#### Requirement:
From the entries that follow, pick out all lines holding "humidior".

#### Provided records:
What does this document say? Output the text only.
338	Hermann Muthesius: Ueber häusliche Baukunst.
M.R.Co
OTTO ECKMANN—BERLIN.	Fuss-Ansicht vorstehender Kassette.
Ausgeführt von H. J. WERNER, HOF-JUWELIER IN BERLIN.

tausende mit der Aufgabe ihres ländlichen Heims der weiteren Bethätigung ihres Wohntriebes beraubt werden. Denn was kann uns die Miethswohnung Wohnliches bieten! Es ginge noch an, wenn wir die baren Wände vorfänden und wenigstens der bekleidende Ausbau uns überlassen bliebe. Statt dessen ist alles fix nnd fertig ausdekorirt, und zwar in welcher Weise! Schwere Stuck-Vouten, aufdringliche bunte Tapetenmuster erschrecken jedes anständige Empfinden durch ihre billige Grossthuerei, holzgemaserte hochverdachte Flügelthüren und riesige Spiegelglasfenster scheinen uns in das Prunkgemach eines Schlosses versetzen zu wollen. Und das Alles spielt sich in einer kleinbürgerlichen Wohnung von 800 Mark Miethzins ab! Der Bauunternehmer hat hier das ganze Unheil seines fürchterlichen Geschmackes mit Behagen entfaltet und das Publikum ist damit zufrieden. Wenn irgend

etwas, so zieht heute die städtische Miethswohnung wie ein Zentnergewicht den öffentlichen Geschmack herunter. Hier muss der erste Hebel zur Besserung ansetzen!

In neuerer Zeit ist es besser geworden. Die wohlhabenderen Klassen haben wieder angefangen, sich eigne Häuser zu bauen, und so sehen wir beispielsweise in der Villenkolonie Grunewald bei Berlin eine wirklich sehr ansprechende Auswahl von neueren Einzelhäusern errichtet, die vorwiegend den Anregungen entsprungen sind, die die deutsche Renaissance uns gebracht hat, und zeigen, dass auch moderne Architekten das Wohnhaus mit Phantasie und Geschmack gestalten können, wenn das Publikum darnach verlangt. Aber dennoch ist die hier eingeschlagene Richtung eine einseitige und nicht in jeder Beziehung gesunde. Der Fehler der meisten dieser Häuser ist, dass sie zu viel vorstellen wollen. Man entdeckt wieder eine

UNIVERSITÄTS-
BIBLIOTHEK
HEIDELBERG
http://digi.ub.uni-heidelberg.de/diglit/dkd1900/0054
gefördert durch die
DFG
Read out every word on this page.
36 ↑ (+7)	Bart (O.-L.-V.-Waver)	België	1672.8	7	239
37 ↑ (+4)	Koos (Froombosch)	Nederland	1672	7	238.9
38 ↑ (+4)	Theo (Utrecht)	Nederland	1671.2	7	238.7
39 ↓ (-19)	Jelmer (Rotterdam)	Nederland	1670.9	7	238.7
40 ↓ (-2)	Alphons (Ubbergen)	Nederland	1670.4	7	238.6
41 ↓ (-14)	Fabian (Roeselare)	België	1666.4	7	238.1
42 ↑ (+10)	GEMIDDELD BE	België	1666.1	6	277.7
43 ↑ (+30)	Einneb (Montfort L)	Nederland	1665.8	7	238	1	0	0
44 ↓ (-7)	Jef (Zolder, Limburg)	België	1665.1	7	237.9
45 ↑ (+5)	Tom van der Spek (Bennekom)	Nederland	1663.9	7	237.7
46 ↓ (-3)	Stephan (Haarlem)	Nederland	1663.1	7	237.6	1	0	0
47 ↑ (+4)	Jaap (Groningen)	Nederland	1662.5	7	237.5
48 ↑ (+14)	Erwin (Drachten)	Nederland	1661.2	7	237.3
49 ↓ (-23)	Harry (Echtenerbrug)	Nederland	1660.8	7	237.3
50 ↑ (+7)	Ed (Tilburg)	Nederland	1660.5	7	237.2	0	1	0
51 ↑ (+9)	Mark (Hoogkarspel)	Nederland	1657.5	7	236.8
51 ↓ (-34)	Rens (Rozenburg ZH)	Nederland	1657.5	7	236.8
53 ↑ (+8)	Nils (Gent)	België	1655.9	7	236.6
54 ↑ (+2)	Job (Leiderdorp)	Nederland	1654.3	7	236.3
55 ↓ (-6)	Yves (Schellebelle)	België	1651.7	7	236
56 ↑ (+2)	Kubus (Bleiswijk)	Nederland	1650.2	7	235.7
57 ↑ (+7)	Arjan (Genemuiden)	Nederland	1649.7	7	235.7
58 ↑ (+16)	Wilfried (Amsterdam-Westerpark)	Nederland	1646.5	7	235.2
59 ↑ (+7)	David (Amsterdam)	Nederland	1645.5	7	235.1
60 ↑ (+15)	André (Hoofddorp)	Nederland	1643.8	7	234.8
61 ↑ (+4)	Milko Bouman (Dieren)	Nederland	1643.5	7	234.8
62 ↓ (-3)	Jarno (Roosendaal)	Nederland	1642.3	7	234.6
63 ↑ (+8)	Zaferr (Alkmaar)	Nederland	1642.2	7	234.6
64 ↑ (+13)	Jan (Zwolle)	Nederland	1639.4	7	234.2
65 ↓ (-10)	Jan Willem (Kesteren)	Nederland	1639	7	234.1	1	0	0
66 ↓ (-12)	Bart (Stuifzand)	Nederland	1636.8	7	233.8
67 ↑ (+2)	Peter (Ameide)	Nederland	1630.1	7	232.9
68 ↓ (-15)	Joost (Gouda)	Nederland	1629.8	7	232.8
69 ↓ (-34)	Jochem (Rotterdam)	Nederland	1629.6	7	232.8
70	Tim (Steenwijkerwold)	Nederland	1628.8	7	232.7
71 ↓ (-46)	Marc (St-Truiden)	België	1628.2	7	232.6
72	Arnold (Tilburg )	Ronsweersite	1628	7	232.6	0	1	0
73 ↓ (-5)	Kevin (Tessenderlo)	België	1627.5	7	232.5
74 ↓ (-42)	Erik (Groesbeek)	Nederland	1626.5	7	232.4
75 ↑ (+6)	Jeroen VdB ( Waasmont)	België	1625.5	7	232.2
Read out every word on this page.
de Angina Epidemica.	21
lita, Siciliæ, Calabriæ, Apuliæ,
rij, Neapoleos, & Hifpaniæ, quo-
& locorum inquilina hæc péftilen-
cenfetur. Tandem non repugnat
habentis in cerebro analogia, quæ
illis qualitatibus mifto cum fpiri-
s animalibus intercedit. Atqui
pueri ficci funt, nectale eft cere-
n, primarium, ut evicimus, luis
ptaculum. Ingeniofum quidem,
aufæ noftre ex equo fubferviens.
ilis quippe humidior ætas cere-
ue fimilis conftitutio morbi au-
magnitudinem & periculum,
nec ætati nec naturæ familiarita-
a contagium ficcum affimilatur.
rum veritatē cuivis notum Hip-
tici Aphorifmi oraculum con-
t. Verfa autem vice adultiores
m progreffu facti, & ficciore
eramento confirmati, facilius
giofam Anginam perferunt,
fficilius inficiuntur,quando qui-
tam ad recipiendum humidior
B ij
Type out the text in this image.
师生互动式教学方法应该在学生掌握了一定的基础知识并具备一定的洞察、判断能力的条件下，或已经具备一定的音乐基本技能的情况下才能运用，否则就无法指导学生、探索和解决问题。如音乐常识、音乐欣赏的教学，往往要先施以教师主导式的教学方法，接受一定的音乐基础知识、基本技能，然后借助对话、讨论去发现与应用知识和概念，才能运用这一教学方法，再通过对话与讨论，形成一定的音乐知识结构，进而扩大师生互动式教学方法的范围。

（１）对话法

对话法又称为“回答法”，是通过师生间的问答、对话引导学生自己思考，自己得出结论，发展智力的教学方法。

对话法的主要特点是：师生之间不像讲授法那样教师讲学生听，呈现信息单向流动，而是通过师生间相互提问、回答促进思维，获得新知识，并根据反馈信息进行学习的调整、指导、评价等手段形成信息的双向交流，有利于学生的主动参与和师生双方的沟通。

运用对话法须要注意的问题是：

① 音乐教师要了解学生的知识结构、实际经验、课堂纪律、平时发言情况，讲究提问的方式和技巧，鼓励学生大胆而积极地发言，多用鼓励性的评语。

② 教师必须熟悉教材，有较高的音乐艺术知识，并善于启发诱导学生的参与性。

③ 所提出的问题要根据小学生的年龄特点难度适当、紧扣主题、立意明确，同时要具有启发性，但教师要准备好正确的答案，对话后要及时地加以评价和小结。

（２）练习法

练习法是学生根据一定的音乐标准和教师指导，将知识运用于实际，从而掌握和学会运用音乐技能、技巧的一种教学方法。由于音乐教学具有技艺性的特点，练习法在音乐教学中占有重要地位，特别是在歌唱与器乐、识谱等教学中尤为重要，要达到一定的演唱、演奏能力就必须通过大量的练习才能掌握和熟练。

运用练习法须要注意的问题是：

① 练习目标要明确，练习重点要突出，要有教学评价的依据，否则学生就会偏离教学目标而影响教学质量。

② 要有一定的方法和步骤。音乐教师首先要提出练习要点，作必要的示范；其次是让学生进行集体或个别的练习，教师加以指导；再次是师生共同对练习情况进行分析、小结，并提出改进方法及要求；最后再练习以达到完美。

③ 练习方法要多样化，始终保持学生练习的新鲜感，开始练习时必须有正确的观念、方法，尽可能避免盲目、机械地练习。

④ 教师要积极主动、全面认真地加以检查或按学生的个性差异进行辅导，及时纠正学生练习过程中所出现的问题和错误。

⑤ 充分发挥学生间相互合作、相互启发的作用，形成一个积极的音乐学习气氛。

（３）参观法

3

#### Exercise output:
ilis quippe humidior ætas cere-
tam ad recipiendum humidior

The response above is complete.